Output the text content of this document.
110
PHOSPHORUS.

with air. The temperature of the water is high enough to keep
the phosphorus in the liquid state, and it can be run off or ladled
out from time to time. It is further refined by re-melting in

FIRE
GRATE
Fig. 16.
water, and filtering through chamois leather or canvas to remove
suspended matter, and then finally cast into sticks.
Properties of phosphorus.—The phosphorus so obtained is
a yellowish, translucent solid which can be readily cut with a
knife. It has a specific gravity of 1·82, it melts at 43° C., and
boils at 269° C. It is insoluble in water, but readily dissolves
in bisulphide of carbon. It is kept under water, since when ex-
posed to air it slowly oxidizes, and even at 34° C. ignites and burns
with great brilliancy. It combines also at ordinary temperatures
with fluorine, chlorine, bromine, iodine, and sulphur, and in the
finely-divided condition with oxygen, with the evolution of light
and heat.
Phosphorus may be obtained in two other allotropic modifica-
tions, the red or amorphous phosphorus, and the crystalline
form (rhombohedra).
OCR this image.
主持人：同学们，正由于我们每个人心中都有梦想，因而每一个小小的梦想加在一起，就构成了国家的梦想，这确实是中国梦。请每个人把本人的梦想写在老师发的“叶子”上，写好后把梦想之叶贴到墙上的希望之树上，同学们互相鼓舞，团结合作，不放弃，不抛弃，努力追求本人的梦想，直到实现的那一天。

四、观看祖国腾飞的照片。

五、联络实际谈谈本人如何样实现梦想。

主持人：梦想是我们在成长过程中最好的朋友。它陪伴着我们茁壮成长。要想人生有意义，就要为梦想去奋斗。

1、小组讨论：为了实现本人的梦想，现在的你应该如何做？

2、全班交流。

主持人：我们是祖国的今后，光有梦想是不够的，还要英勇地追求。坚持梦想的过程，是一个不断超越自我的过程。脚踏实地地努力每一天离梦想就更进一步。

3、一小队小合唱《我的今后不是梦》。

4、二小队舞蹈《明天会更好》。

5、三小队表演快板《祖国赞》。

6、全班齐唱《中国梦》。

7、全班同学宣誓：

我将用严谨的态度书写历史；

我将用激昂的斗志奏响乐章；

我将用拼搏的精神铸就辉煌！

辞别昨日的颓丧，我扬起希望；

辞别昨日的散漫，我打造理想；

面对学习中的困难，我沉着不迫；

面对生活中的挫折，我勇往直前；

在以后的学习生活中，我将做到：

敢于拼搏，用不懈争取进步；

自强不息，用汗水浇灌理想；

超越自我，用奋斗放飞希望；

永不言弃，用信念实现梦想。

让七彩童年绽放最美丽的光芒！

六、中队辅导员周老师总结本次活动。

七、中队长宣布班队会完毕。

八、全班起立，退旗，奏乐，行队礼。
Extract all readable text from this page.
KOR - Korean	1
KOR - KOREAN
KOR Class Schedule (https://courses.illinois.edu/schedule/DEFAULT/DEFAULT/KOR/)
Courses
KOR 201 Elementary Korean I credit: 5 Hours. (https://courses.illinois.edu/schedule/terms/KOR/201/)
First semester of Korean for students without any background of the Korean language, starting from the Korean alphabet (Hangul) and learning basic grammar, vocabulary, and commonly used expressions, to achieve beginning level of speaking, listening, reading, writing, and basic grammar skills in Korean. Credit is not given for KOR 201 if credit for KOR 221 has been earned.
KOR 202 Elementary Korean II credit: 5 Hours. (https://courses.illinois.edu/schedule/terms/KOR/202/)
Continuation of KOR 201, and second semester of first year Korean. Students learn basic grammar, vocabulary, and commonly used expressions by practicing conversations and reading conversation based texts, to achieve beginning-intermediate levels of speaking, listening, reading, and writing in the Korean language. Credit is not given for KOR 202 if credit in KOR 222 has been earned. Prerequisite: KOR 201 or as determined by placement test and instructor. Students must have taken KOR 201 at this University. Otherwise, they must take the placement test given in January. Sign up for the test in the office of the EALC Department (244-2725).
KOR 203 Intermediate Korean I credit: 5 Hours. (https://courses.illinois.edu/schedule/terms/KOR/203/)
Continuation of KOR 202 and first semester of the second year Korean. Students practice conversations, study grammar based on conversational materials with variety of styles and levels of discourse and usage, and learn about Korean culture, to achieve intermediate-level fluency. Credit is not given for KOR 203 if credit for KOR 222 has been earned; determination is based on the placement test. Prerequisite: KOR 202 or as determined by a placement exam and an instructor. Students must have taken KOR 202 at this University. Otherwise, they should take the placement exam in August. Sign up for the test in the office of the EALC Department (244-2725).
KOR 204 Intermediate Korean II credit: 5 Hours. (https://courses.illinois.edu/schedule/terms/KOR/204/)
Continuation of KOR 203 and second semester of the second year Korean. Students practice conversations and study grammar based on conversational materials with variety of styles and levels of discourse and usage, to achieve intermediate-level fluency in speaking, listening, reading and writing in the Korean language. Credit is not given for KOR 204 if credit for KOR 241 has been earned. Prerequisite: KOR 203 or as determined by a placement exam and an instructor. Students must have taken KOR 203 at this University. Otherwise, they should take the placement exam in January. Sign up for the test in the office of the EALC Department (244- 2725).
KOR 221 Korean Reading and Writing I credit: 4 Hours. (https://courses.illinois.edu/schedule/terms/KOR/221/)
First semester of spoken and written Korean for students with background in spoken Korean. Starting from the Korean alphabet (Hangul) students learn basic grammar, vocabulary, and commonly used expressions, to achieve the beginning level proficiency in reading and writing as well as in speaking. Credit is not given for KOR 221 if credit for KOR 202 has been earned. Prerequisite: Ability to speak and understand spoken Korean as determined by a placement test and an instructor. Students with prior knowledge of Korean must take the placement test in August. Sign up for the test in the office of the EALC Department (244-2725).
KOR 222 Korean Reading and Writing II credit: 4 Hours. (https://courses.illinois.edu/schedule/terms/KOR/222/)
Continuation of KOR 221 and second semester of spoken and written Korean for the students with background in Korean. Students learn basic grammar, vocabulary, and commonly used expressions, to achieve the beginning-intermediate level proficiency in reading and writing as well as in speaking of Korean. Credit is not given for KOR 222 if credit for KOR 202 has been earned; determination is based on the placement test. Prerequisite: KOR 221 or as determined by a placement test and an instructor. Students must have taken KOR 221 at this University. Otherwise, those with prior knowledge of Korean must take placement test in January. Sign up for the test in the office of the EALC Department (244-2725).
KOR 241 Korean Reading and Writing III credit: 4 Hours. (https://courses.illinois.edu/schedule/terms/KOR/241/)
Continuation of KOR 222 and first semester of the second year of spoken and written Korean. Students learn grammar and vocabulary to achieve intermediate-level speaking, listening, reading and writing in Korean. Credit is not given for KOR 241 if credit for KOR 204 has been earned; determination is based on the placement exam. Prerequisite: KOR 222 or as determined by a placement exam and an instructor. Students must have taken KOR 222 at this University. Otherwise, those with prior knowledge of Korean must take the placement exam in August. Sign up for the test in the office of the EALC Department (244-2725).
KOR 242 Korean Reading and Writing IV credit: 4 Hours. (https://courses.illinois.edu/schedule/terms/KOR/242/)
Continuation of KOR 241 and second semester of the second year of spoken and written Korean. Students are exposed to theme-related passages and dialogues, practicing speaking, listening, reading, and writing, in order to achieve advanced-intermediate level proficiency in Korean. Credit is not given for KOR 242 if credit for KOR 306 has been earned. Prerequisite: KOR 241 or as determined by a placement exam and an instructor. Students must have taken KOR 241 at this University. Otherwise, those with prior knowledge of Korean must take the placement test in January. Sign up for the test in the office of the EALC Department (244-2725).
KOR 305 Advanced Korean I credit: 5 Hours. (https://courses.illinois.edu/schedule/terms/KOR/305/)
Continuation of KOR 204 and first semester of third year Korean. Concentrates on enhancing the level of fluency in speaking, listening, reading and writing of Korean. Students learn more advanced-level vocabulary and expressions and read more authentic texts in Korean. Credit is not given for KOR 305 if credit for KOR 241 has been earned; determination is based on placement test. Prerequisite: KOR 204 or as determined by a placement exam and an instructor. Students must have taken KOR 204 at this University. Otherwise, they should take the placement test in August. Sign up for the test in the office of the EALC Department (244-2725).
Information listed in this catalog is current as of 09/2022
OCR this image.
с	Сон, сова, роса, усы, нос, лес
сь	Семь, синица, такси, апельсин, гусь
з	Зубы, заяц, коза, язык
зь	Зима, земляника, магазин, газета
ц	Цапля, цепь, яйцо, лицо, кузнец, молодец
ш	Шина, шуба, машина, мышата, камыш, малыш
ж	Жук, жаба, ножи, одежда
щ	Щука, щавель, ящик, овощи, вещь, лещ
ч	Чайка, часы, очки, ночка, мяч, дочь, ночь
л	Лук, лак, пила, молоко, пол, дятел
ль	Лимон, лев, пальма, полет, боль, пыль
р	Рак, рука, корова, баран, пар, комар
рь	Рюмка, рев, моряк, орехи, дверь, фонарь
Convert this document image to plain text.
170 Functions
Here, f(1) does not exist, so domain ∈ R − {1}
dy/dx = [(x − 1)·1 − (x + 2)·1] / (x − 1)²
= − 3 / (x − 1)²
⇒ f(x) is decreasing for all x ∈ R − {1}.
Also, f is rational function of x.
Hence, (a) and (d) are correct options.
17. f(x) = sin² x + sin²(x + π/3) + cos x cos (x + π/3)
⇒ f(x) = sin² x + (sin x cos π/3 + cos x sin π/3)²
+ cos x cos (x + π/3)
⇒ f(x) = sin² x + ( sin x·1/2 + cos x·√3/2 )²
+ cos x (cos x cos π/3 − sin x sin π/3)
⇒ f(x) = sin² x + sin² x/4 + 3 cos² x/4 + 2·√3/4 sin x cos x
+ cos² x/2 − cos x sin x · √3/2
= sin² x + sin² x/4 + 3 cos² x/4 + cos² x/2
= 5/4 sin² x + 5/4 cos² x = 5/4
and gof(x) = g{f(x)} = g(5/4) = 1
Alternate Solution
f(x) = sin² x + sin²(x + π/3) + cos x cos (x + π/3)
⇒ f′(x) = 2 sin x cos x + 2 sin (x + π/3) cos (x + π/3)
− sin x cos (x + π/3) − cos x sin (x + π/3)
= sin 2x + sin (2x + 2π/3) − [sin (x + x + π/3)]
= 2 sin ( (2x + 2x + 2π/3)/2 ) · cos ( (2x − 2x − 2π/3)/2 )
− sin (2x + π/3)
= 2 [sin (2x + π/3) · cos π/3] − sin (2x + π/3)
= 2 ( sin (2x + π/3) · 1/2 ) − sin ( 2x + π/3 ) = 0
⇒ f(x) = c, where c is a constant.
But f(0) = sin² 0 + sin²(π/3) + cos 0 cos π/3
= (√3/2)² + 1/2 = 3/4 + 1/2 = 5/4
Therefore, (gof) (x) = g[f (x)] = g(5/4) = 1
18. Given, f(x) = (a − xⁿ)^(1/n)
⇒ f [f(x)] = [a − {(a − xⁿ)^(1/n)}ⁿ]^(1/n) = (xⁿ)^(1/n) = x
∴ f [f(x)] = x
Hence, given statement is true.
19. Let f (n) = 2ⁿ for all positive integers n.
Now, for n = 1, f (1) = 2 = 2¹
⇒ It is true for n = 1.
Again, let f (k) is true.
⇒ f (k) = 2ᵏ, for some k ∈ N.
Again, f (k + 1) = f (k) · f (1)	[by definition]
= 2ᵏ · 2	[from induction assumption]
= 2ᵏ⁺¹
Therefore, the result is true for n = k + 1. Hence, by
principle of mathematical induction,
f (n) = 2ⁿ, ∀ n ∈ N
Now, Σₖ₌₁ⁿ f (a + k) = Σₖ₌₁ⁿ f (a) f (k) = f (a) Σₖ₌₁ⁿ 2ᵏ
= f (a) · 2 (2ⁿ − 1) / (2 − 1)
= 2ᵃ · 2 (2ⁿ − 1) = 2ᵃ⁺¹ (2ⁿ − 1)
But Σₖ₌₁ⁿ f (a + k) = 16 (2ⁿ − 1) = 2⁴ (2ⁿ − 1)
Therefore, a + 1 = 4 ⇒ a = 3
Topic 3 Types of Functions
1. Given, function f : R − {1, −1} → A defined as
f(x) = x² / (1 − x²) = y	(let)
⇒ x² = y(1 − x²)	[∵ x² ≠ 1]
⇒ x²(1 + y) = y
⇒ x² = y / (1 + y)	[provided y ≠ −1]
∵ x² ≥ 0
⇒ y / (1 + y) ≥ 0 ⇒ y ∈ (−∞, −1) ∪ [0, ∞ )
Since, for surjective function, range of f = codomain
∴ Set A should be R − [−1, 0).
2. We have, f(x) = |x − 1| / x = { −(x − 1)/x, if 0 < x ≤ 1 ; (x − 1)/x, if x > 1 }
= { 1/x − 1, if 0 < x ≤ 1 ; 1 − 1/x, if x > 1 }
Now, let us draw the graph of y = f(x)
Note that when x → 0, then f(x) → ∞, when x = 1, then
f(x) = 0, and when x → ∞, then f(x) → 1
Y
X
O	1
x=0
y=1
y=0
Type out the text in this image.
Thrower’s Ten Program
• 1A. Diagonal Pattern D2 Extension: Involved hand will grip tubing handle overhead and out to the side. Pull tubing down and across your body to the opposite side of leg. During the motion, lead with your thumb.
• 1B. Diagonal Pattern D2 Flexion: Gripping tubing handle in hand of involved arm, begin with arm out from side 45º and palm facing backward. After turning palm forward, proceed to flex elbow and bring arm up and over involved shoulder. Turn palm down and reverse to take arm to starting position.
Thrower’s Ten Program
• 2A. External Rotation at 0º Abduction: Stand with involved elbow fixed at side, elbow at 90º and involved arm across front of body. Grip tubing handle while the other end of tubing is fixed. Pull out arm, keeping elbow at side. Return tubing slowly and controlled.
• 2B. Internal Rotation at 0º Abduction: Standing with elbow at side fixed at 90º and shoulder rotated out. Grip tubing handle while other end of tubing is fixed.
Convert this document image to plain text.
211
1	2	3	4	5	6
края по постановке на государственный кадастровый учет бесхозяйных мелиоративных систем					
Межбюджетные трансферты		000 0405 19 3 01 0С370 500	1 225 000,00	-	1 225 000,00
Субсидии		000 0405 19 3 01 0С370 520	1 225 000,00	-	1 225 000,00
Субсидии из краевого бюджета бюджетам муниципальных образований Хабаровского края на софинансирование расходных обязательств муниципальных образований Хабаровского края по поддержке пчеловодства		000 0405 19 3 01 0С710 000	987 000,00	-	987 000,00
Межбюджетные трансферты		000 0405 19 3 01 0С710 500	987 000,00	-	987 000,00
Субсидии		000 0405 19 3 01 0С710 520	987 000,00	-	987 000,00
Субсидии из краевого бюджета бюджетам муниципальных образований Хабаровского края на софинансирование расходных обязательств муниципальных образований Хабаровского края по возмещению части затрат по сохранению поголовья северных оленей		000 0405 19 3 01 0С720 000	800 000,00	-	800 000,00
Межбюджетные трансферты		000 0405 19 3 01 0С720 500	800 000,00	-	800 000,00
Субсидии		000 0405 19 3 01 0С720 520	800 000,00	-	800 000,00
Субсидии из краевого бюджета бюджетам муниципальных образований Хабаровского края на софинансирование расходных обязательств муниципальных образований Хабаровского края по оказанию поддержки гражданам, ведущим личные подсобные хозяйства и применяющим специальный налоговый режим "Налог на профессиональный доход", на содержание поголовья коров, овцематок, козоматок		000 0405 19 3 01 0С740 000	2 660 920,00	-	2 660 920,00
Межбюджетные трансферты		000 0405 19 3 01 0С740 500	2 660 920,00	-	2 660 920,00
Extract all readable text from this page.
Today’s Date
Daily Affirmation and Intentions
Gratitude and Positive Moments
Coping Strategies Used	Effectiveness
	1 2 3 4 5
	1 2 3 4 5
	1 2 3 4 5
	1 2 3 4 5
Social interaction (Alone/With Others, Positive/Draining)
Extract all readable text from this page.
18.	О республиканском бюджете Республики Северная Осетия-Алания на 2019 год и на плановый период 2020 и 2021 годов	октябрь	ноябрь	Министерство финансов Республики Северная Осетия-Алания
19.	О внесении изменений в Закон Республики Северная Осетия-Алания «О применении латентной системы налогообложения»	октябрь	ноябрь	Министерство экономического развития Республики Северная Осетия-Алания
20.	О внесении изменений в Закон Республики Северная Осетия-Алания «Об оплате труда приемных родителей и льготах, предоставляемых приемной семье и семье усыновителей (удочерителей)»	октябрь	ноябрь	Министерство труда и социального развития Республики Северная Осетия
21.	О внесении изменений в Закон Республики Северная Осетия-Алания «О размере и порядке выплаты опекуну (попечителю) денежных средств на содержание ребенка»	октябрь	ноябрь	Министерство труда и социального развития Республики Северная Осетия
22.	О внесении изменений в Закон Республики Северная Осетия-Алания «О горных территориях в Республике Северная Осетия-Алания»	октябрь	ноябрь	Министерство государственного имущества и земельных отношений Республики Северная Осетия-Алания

+--

- **WHAT TO WORK ON**:
Gather all lines from the records above in which "alphabet" appears.

- **RESULT**:
First semester of Korean for students without any background of the Korean language, starting from the Korean alphabet (Hangul) and learning basic grammar, vocabulary, and commonly used expressions, to achieve beginning level of speaking, listening, reading, writing, and basic grammar skills in Korean. Credit is not given for KOR 201 if credit for KOR 221 has been earned.
First semester of spoken and written Korean for students with background in spoken Korean. Starting from the Korean alphabet (Hangul) students learn basic grammar, vocabulary, and commonly used expressions, to achieve the beginning level proficiency in reading and writing as well as in speaking. Credit is not given for KOR 221 if credit for KOR 202 has been earned. Prerequisite: Ability to speak and understand spoken Korean as determined by a placement test and an instructor. Students with prior knowledge of Korean must take the placement test in August. Sign up for the test in the office of the EALC Department (244-2725).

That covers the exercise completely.